◆ Supplied material
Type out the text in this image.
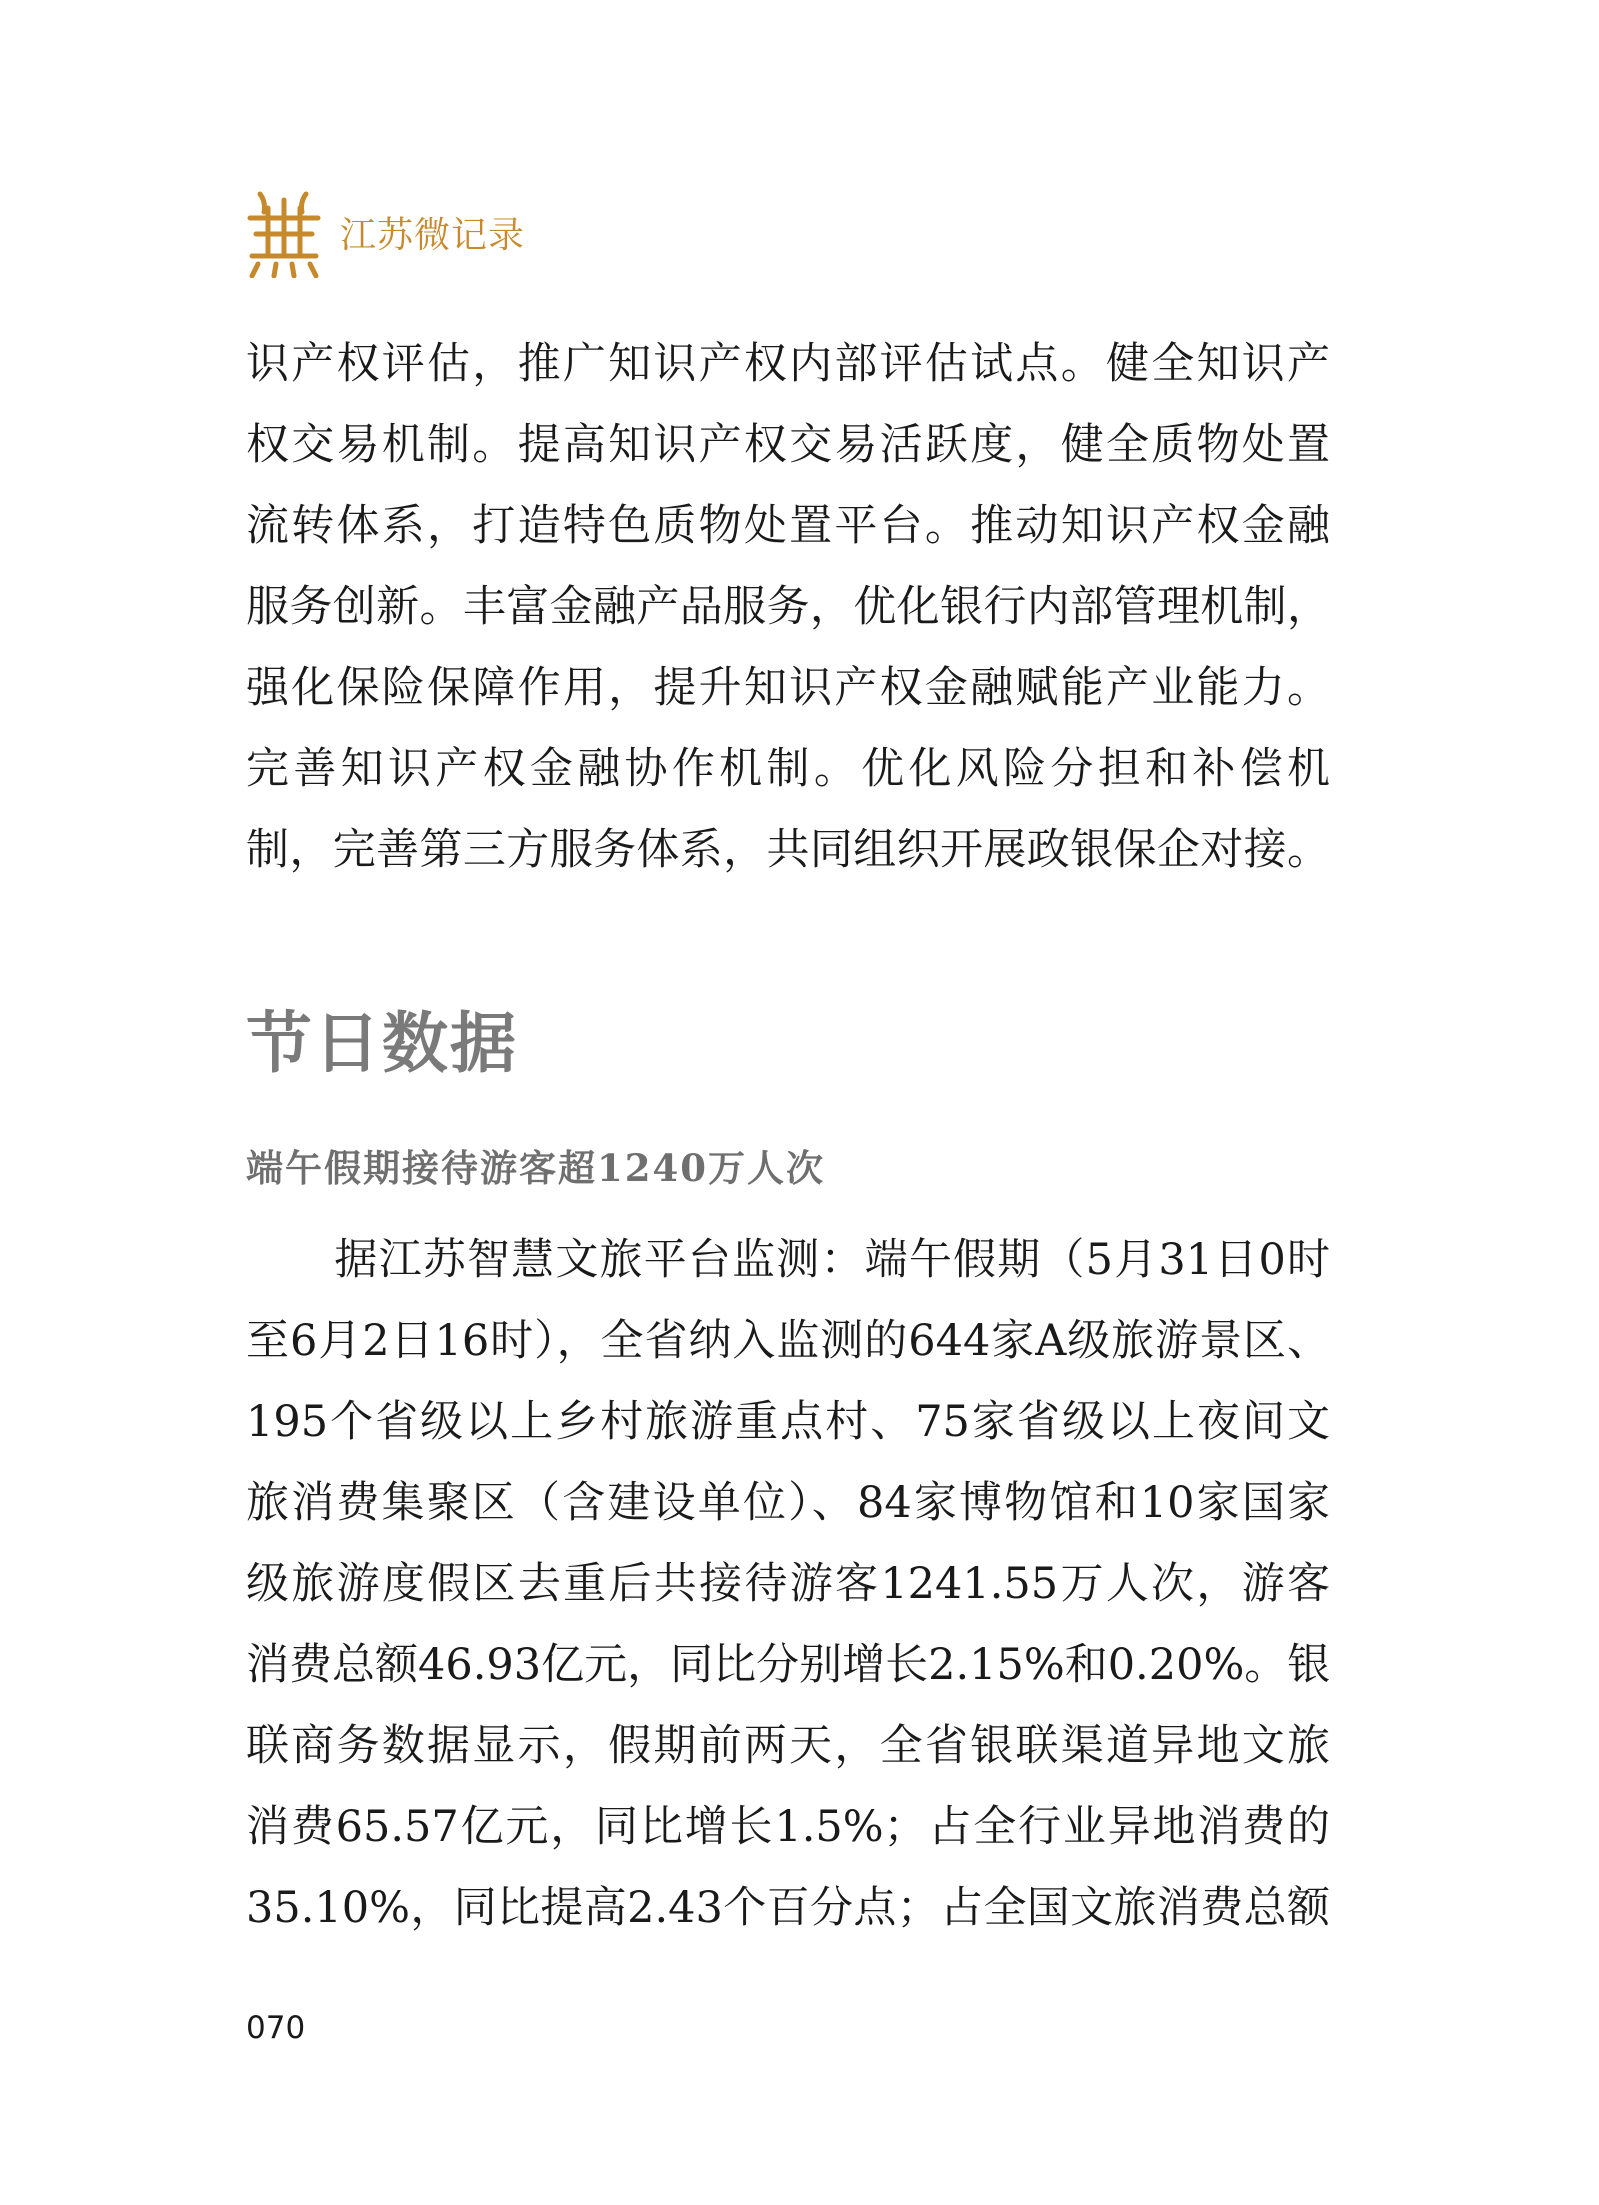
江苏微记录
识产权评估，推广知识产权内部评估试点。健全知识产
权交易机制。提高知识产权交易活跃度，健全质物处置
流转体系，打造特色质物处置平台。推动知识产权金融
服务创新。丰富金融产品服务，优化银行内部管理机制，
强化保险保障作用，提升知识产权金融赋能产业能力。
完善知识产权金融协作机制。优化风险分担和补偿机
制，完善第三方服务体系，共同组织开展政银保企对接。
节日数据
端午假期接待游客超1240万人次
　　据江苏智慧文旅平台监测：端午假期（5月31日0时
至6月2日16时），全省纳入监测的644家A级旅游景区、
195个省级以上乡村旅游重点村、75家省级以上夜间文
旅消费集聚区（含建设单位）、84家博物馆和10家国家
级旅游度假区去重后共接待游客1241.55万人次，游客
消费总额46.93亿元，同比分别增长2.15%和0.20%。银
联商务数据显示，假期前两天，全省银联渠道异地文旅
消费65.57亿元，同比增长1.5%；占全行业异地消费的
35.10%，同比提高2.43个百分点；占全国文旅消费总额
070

◆ Aim of the exercise
Each entry shown above must be quoted exactly, with its pictures left out.

◆ Answer to the task
Type out the text in this image.
江苏微记录
识产权评估，推广知识产权内部评估试点。健全知识产
权交易机制。提高知识产权交易活跃度，健全质物处置
流转体系，打造特色质物处置平台。推动知识产权金融
服务创新。丰富金融产品服务，优化银行内部管理机制，
强化保险保障作用，提升知识产权金融赋能产业能力。
完善知识产权金融协作机制。优化风险分担和补偿机
制，完善第三方服务体系，共同组织开展政银保企对接。
节日数据
端午假期接待游客超1240万人次
　　据江苏智慧文旅平台监测：端午假期（5月31日0时
至6月2日16时），全省纳入监测的644家A级旅游景区、
195个省级以上乡村旅游重点村、75家省级以上夜间文
旅消费集聚区（含建设单位）、84家博物馆和10家国家
级旅游度假区去重后共接待游客1241.55万人次，游客
消费总额46.93亿元，同比分别增长2.15%和0.20%。银
联商务数据显示，假期前两天，全省银联渠道异地文旅
消费65.57亿元，同比增长1.5%；占全行业异地消费的
35.10%，同比提高2.43个百分点；占全国文旅消费总额
070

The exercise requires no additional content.